■ Problem:
Search the data for the string "Wollo" and copy each line in which it appears.

■ Available data:
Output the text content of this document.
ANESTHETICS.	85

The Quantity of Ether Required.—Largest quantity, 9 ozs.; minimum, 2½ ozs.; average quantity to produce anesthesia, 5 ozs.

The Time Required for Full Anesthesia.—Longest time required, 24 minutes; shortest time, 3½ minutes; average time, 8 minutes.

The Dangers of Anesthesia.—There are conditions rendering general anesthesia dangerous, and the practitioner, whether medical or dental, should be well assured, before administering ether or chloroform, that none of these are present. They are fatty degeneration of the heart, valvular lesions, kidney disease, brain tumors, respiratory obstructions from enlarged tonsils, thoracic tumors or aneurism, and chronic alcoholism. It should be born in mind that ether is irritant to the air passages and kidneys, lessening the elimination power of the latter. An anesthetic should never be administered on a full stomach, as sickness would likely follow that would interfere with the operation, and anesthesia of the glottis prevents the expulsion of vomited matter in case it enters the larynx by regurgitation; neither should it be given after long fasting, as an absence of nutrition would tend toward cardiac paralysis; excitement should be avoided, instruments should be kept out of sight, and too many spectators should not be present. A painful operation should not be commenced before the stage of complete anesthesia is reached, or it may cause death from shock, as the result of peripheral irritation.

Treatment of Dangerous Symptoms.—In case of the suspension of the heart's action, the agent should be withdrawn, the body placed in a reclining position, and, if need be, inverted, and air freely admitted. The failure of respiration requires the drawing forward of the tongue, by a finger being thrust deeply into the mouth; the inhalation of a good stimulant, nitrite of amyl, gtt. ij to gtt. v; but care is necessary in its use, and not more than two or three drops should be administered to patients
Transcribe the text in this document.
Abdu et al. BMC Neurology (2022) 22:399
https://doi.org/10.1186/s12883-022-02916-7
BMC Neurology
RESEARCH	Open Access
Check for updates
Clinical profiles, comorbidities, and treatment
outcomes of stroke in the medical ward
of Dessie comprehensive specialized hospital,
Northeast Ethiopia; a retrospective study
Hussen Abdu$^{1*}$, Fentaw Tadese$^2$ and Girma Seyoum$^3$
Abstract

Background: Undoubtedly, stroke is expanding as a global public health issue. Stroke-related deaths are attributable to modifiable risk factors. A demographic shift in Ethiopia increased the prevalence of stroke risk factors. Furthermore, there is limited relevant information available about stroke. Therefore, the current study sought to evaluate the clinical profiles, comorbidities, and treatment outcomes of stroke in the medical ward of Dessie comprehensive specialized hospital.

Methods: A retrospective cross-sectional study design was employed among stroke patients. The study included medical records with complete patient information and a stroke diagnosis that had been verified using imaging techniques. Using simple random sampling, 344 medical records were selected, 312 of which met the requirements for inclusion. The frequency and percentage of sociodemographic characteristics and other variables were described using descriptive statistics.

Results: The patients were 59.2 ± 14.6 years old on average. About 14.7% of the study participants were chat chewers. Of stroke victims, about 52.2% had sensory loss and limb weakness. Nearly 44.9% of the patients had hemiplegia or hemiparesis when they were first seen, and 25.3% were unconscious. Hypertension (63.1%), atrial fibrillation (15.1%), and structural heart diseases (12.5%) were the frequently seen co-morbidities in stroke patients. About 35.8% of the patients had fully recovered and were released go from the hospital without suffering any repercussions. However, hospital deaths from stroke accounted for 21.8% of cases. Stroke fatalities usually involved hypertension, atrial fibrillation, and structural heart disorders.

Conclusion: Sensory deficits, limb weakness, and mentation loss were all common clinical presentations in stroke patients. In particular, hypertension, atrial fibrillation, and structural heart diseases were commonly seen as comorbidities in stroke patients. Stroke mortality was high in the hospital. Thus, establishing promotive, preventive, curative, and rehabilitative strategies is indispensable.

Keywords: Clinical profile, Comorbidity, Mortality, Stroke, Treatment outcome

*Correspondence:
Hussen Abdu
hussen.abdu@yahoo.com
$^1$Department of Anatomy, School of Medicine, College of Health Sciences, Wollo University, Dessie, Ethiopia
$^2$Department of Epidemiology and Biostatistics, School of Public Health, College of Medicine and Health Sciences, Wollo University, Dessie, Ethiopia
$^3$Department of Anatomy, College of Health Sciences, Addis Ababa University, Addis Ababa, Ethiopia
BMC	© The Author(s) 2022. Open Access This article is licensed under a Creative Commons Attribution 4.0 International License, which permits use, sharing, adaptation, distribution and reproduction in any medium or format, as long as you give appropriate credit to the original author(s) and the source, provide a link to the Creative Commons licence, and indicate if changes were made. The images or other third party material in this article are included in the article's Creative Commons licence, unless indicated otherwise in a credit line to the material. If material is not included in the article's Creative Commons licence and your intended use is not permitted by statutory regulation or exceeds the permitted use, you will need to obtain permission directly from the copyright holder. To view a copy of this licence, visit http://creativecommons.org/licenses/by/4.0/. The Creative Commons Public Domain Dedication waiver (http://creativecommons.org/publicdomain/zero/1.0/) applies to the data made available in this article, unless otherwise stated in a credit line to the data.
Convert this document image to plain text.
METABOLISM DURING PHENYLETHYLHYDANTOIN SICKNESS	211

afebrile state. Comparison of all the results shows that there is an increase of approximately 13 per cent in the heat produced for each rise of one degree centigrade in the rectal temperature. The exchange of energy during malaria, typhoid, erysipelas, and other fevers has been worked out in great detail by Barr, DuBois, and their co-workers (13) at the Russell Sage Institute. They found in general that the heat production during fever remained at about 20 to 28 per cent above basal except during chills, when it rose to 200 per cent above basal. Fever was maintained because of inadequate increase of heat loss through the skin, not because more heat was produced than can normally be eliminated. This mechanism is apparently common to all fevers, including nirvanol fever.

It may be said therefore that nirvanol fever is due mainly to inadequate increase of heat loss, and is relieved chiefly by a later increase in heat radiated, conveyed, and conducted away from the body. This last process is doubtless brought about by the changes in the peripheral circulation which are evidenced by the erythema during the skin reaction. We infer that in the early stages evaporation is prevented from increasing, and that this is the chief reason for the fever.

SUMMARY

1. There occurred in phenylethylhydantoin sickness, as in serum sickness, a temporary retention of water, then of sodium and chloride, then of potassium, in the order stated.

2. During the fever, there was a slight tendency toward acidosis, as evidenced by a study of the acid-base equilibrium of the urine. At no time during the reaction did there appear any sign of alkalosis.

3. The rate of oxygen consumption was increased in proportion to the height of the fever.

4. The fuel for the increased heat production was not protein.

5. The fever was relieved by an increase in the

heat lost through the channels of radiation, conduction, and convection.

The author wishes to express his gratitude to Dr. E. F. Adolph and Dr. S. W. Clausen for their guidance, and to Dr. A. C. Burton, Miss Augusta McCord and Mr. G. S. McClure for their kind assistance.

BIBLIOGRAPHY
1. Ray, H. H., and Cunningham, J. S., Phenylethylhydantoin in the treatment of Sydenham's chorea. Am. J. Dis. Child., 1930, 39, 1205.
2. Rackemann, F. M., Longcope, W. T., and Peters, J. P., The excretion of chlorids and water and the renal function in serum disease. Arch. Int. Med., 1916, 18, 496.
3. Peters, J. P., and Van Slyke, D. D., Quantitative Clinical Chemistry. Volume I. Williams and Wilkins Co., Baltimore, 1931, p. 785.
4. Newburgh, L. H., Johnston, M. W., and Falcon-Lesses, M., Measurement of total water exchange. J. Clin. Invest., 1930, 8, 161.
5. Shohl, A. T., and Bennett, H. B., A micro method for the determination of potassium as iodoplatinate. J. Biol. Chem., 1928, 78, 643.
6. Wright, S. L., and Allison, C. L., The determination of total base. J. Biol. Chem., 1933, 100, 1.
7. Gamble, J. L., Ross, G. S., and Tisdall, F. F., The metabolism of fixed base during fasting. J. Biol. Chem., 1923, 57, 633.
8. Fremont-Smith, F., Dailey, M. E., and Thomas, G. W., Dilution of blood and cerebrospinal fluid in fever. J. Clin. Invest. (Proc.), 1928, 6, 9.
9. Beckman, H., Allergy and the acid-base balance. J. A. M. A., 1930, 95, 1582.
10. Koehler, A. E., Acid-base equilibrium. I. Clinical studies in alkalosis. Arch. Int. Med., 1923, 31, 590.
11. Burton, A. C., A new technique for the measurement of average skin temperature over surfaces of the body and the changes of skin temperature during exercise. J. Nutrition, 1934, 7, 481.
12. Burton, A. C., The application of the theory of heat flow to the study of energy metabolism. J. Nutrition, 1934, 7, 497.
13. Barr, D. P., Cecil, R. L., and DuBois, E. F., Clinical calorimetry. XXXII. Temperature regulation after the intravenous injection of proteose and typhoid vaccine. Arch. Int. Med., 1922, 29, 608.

■ Your solution:
$^1$Department of Anatomy, School of Medicine, College of Health Sciences, Wollo University, Dessie, Ethiopia
$^2$Department of Epidemiology and Biostatistics, School of Public Health, College of Medicine and Health Sciences, Wollo University, Dessie, Ethiopia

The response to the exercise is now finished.